__Recorded data__.
■ ■ ■
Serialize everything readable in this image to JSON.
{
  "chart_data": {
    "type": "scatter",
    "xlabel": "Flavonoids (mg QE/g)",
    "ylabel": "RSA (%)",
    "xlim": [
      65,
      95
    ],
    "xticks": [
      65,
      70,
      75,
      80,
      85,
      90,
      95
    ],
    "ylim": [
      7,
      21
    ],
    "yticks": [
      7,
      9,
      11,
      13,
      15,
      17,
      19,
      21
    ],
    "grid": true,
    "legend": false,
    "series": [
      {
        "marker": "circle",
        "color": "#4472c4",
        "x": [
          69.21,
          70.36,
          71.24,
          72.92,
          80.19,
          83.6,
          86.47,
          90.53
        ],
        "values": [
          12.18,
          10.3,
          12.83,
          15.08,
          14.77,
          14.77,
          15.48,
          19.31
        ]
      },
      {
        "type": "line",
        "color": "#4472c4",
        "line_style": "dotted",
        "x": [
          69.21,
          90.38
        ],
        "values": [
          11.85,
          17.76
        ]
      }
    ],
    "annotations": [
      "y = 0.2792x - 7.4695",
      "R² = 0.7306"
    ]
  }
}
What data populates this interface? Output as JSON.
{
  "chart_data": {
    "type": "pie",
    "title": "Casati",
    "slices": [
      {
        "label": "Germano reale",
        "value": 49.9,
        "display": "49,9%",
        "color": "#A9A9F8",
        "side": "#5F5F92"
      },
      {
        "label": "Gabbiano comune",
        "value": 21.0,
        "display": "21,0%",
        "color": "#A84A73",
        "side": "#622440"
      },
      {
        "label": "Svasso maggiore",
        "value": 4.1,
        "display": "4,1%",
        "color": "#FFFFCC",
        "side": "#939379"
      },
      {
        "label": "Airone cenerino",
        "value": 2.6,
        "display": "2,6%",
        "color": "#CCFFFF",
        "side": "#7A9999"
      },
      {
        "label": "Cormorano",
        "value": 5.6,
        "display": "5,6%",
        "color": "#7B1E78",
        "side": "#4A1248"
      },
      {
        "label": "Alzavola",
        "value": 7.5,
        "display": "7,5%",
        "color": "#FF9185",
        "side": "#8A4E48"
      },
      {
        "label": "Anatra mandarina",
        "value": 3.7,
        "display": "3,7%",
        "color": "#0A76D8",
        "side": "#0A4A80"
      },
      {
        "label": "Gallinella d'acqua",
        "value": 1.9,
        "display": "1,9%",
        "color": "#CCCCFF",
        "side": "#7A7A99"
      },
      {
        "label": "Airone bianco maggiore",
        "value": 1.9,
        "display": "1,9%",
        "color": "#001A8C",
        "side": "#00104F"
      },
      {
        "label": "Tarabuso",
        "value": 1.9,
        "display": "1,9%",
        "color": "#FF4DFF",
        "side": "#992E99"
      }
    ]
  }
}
■ ■ ■
Return the whole listing exactly, with every line included.

Serialize everything readable in this image to JSON.
{
  "chart_data": {
    "type": "scatter",
    "xlabel": "Flavonoids (mg QE/g)",
    "ylabel": "RSA (%)",
    "xlim": [
      65,
      95
    ],
    "xticks": [
      65,
      70,
      75,
      80,
      85,
      90,
      95
    ],
    "ylim": [
      7,
      21
    ],
    "yticks": [
      7,
      9,
      11,
      13,
      15,
      17,
      19,
      21
    ],
    "grid": true,
    "legend": false,
    "series": [
      {
        "marker": "circle",
        "color": "#4472c4",
        "x": [
          69.21,
          70.36,
          71.24,
          72.92,
          80.19,
          83.6,
          86.47,
          90.53
        ],
        "values": [
          12.18,
          10.3,
          12.83,
          15.08,
          14.77,
          14.77,
          15.48,
          19.31
        ]
      },
      {
        "type": "line",
        "color": "#4472c4",
        "line_style": "dotted",
        "x": [
          69.21,
          90.38
        ],
        "values": [
          11.85,
          17.76
        ]
      }
    ],
    "annotations": [
      "y = 0.2792x - 7.4695",
      "R² = 0.7306"
    ]
  }
}
What data populates this interface? Output as JSON.
{
  "chart_data": {
    "type": "pie",
    "title": "Casati",
    "slices": [
      {
        "label": "Germano reale",
        "value": 49.9,
        "display": "49,9%",
        "color": "#A9A9F8",
        "side": "#5F5F92"
      },
      {
        "label": "Gabbiano comune",
        "value": 21.0,
        "display": "21,0%",
        "color": "#A84A73",
        "side": "#622440"
      },
      {
        "label": "Svasso maggiore",
        "value": 4.1,
        "display": "4,1%",
        "color": "#FFFFCC",
        "side": "#939379"
      },
      {
        "label": "Airone cenerino",
        "value": 2.6,
        "display": "2,6%",
        "color": "#CCFFFF",
        "side": "#7A9999"
      },
      {
        "label": "Cormorano",
        "value": 5.6,
        "display": "5,6%",
        "color": "#7B1E78",
        "side": "#4A1248"
      },
      {
        "label": "Alzavola",
        "value": 7.5,
        "display": "7,5%",
        "color": "#FF9185",
        "side": "#8A4E48"
      },
      {
        "label": "Anatra mandarina",
        "value": 3.7,
        "display": "3,7%",
        "color": "#0A76D8",
        "side": "#0A4A80"
      },
      {
        "label": "Gallinella d'acqua",
        "value": 1.9,
        "display": "1,9%",
        "color": "#CCCCFF",
        "side": "#7A7A99"
      },
      {
        "label": "Airone bianco maggiore",
        "value": 1.9,
        "display": "1,9%",
        "color": "#001A8C",
        "side": "#00104F"
      },
      {
        "label": "Tarabuso",
        "value": 1.9,
        "display": "1,9%",
        "color": "#FF4DFF",
        "side": "#992E99"
      }
    ]
  }
}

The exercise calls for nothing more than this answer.